* [What to work on] Turn the lines of each entry below into a numbered list, leaving out blank lines and pictures.

* [Task material]
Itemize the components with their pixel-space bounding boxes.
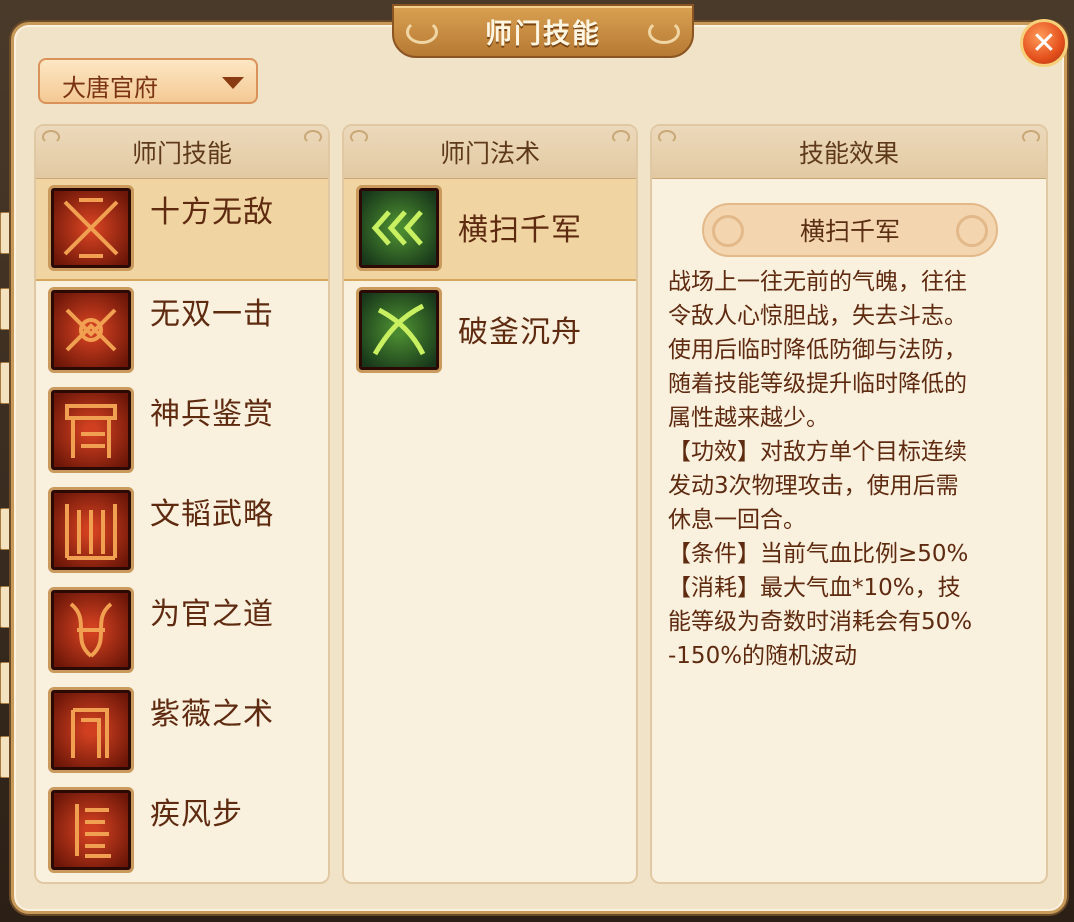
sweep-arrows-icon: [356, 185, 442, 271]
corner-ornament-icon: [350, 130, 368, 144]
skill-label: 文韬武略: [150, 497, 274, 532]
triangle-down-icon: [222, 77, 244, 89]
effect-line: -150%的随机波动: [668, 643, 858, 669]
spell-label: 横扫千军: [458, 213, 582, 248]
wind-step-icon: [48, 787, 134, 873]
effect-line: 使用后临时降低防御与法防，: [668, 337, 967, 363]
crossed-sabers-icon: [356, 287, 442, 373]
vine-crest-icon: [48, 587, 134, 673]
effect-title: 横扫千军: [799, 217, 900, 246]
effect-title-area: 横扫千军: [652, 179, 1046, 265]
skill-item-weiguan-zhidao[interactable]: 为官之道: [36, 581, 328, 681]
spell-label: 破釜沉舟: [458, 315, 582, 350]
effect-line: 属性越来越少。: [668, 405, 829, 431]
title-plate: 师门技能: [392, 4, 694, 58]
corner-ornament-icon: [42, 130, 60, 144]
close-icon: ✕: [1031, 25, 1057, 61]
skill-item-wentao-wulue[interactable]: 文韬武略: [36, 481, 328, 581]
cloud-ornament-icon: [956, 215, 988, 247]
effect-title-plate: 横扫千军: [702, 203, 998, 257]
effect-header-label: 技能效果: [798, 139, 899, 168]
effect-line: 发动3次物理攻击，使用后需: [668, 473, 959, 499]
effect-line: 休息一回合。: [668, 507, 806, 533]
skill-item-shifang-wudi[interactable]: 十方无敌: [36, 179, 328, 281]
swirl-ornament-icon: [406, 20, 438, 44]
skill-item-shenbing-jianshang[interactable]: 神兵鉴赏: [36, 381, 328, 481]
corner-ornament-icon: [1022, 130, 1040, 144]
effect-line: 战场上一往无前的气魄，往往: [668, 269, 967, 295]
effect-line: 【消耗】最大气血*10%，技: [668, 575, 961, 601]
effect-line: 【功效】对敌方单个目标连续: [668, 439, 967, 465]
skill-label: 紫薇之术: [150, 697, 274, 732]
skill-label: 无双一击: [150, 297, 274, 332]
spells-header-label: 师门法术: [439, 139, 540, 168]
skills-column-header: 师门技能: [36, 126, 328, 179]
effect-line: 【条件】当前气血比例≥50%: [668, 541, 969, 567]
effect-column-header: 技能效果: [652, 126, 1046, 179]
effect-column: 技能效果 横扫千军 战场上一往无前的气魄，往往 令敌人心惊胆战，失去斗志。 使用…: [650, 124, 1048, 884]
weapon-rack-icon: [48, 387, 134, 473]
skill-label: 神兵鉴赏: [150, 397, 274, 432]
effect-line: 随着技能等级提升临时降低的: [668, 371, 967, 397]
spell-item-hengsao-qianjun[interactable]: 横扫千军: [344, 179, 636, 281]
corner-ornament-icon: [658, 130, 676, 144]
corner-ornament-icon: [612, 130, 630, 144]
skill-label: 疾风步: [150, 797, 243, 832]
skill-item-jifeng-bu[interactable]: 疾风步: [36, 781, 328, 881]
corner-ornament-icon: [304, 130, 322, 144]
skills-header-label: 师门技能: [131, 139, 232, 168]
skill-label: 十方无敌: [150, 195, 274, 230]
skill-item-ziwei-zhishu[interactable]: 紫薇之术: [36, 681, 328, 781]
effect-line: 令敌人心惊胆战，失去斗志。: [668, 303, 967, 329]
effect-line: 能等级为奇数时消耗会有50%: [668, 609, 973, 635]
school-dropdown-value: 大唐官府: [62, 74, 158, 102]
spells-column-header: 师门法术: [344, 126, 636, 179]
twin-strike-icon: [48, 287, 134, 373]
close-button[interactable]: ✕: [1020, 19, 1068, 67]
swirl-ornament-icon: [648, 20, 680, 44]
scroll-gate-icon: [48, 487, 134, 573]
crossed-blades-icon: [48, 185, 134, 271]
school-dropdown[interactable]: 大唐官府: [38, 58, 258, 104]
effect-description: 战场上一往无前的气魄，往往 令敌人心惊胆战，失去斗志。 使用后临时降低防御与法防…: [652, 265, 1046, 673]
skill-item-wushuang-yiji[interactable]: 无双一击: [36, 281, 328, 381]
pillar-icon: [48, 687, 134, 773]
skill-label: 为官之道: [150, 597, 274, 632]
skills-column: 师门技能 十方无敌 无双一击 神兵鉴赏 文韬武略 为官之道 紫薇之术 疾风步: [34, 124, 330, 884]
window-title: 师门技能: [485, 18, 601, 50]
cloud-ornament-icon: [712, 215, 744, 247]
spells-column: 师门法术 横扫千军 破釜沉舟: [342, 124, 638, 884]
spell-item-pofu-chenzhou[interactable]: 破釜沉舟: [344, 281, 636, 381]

* [Result of this task]
1. Itemize the components with their pixel-space bounding boxes.
2. sweep-arrows-icon: [356, 185, 442, 271]
3. corner-ornament-icon: [350, 130, 368, 144]
4. skill-label: 文韬武略: [150, 497, 274, 532]
5. triangle-down-icon: [222, 77, 244, 89]
6. effect-line: -150%的随机波动: [668, 643, 858, 669]
7. spell-label: 横扫千军: [458, 213, 582, 248]
8. wind-step-icon: [48, 787, 134, 873]
9. effect-line: 使用后临时降低防御与法防，: [668, 337, 967, 363]
10. crossed-sabers-icon: [356, 287, 442, 373]
11. vine-crest-icon: [48, 587, 134, 673]
12. effect-title: 横扫千军: [799, 217, 900, 246]
13. effect-title-area: 横扫千军: [652, 179, 1046, 265]
14. skill-item-weiguan-zhidao[interactable]: 为官之道: [36, 581, 328, 681]
15. spell-label: 破釜沉舟: [458, 315, 582, 350]
16. effect-line: 属性越来越少。: [668, 405, 829, 431]
17. title-plate: 师门技能: [392, 4, 694, 58]
18. corner-ornament-icon: [42, 130, 60, 144]
19. close-icon: ✕: [1031, 25, 1057, 61]
20. skill-item-wentao-wulue[interactable]: 文韬武略: [36, 481, 328, 581]
21. cloud-ornament-icon: [956, 215, 988, 247]
22. effect-title-plate: 横扫千军: [702, 203, 998, 257]
23. effect-header-label: 技能效果: [798, 139, 899, 168]
24. effect-line: 发动3次物理攻击，使用后需: [668, 473, 959, 499]
25. effect-line: 休息一回合。: [668, 507, 806, 533]
26. skill-item-shifang-wudi[interactable]: 十方无敌: [36, 179, 328, 281]
27. swirl-ornament-icon: [406, 20, 438, 44]
28. skill-item-shenbing-jianshang[interactable]: 神兵鉴赏: [36, 381, 328, 481]
29. corner-ornament-icon: [1022, 130, 1040, 144]
30. effect-line: 战场上一往无前的气魄，往往: [668, 269, 967, 295]
31. effect-line: 【消耗】最大气血*10%，技: [668, 575, 961, 601]
32. effect-line: 【功效】对敌方单个目标连续: [668, 439, 967, 465]
33. skill-label: 紫薇之术: [150, 697, 274, 732]
34. skill-label: 无双一击: [150, 297, 274, 332]
35. spells-header-label: 师门法术: [439, 139, 540, 168]
36. skills-column-header: 师门技能: [36, 126, 328, 179]
37. effect-line: 【条件】当前气血比例≥50%: [668, 541, 969, 567]
38. effect-column-header: 技能效果: [652, 126, 1046, 179]
39. effect-column: 技能效果 横扫千军 战场上一往无前的气魄，往往 令敌人心惊胆战，失去斗志。 使用…: [650, 124, 1048, 884]
40. weapon-rack-icon: [48, 387, 134, 473]
41. skill-label: 神兵鉴赏: [150, 397, 274, 432]
42. effect-line: 随着技能等级提升临时降低的: [668, 371, 967, 397]
43. spell-item-hengsao-qianjun[interactable]: 横扫千军: [344, 179, 636, 281]
44. corner-ornament-icon: [658, 130, 676, 144]
45. corner-ornament-icon: [612, 130, 630, 144]
46. skill-label: 疾风步: [150, 797, 243, 832]
47. skill-item-jifeng-bu[interactable]: 疾风步: [36, 781, 328, 881]
48. corner-ornament-icon: [304, 130, 322, 144]
49. skills-header-label: 师门技能: [131, 139, 232, 168]
50. skill-label: 十方无敌: [150, 195, 274, 230]
51. skill-item-ziwei-zhishu[interactable]: 紫薇之术: [36, 681, 328, 781]
52. effect-line: 令敌人心惊胆战，失去斗志。: [668, 303, 967, 329]
53. effect-line: 能等级为奇数时消耗会有50%: [668, 609, 973, 635]
54. school-dropdown-value: 大唐官府: [62, 74, 158, 102]
55. spells-column-header: 师门法术: [344, 126, 636, 179]
56. twin-strike-icon: [48, 287, 134, 373]
57. close-button[interactable]: ✕: [1020, 19, 1068, 67]
58. swirl-ornament-icon: [648, 20, 680, 44]
59. scroll-gate-icon: [48, 487, 134, 573]
60. crossed-blades-icon: [48, 185, 134, 271]
61. school-dropdown[interactable]: 大唐官府: [38, 58, 258, 104]
62. effect-description: 战场上一往无前的气魄，往往 令敌人心惊胆战，失去斗志。 使用后临时降低防御与法防…: [652, 265, 1046, 673]
63. skill-item-wushuang-yiji[interactable]: 无双一击: [36, 281, 328, 381]
64. pillar-icon: [48, 687, 134, 773]
65. skill-label: 为官之道: [150, 597, 274, 632]
66. skills-column: 师门技能 十方无敌 无双一击 神兵鉴赏 文韬武略 为官之道 紫薇之术 疾风步: [34, 124, 330, 884]
67. window-title: 师门技能: [485, 18, 601, 50]
68. cloud-ornament-icon: [712, 215, 744, 247]
69. spells-column: 师门法术 横扫千军 破釜沉舟: [342, 124, 638, 884]
70. spell-item-pofu-chenzhou[interactable]: 破釜沉舟: [344, 281, 636, 381]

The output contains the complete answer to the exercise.